AIM OF THE TASK:
Give the count of lines containing the string "pyplot", with no other output.
┄┄┄┄┄┄
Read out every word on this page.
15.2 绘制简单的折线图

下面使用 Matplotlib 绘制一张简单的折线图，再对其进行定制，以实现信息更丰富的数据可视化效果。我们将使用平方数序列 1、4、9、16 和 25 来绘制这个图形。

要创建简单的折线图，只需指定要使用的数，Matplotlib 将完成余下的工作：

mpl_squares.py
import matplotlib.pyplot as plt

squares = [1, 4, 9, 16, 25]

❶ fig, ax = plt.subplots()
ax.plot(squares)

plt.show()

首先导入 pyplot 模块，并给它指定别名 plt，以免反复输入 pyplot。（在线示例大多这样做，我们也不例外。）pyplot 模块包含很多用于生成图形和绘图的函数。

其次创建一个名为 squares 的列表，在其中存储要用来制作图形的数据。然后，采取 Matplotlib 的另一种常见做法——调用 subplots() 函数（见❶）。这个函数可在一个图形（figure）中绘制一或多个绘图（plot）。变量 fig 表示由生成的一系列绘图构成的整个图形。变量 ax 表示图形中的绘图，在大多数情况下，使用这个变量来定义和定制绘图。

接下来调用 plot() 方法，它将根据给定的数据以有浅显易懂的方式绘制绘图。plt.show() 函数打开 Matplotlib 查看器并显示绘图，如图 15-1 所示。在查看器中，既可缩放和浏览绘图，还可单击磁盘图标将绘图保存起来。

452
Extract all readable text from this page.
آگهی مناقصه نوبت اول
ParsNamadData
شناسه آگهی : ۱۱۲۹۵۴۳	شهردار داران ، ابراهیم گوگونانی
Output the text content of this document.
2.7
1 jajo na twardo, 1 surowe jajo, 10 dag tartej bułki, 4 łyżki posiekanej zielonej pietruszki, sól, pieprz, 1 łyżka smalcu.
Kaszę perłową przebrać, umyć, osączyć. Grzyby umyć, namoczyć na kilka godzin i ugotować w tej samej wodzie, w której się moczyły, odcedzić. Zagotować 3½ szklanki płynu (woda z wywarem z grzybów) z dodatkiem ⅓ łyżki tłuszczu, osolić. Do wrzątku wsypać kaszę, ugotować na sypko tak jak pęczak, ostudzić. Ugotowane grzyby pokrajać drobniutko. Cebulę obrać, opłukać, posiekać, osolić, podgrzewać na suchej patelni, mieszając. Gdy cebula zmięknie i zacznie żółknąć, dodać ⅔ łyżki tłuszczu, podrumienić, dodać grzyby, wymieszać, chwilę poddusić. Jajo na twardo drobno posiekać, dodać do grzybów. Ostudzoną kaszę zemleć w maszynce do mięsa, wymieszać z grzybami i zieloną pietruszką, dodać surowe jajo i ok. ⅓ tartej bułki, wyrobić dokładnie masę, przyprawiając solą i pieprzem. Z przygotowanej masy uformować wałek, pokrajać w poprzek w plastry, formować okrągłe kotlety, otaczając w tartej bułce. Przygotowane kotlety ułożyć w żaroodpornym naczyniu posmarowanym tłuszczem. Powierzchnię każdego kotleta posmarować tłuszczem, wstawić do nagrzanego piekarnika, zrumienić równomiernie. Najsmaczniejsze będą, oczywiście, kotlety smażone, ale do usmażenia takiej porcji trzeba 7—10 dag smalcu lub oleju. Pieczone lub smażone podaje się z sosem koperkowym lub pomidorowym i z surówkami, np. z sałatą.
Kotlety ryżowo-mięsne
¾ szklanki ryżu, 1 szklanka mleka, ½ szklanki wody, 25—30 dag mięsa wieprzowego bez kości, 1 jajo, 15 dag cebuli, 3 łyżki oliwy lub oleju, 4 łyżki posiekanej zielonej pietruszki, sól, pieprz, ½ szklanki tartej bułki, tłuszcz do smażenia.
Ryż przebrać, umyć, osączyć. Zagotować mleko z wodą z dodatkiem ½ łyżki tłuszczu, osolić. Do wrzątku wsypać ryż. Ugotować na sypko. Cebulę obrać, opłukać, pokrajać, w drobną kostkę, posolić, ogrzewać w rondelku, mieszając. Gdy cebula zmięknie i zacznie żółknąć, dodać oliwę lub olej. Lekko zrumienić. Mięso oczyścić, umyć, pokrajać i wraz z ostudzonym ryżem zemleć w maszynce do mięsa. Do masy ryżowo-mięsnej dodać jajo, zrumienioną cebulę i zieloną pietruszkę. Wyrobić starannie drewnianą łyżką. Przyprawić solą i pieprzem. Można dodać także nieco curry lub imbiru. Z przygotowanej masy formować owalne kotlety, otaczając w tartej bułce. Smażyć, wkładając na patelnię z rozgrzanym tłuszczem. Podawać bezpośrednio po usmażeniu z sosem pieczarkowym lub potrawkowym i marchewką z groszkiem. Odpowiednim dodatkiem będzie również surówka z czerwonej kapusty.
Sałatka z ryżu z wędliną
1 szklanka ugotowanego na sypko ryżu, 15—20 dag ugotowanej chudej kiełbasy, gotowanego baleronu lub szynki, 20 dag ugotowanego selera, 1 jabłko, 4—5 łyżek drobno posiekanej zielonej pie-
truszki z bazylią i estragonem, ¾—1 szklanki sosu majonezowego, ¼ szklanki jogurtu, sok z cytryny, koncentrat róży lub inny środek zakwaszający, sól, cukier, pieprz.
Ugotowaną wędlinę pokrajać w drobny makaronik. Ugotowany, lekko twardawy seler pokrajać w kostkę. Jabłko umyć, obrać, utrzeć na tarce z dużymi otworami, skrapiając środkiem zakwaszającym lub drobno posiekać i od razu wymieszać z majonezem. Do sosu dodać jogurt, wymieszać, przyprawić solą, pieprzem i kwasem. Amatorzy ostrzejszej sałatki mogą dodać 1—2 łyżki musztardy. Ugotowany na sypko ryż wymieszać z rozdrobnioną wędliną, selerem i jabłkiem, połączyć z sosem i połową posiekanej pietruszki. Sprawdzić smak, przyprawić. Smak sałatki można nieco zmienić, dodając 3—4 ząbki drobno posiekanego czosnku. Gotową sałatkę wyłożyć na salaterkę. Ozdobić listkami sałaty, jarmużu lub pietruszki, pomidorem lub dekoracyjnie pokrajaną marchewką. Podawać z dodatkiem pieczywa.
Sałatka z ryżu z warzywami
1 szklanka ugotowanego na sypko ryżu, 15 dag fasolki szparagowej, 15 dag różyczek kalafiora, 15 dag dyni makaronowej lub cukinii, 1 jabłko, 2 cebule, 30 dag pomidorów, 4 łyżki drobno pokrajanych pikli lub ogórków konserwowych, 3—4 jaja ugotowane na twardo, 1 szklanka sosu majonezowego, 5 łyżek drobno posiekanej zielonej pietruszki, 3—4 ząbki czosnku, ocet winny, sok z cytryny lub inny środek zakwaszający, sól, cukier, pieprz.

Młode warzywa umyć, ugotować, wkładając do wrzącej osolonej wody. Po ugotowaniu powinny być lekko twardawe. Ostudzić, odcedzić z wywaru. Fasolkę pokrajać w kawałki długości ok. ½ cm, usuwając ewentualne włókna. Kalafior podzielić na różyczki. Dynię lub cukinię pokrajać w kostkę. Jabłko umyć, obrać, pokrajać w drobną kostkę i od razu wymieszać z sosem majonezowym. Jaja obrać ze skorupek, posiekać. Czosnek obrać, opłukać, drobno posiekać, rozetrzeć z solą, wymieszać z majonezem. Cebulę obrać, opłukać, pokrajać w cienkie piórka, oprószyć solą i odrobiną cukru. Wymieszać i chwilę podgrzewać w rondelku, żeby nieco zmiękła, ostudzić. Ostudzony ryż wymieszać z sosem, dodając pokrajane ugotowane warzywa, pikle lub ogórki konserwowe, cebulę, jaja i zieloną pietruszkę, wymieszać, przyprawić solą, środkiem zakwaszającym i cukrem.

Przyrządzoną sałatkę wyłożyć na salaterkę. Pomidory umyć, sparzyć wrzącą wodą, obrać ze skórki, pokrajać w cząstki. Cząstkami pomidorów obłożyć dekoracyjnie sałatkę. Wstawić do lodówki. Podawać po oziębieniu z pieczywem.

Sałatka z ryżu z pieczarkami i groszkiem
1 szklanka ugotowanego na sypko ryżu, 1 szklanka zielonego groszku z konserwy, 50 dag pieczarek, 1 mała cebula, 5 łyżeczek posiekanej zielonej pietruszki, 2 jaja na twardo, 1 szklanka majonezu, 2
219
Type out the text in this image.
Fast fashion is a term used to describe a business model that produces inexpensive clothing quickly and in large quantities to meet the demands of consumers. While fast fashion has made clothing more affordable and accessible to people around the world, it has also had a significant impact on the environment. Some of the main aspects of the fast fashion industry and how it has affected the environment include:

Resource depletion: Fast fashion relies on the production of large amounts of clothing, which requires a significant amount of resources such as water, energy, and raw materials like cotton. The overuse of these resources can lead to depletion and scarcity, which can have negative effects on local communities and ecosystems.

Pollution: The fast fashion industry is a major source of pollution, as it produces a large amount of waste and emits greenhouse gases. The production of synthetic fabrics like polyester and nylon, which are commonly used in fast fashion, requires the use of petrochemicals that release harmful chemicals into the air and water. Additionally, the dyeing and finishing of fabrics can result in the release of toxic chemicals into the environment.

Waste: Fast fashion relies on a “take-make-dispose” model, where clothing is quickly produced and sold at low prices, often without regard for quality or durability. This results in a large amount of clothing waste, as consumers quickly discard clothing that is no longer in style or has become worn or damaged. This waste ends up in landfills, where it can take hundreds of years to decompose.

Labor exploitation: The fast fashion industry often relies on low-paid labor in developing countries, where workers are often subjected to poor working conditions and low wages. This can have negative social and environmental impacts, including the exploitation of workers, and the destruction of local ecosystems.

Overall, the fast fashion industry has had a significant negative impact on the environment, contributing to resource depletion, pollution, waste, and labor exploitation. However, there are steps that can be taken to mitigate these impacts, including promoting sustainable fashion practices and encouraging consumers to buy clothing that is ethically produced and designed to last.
┄┄┄┄┄┄
EXERCISE OUTPUT:
2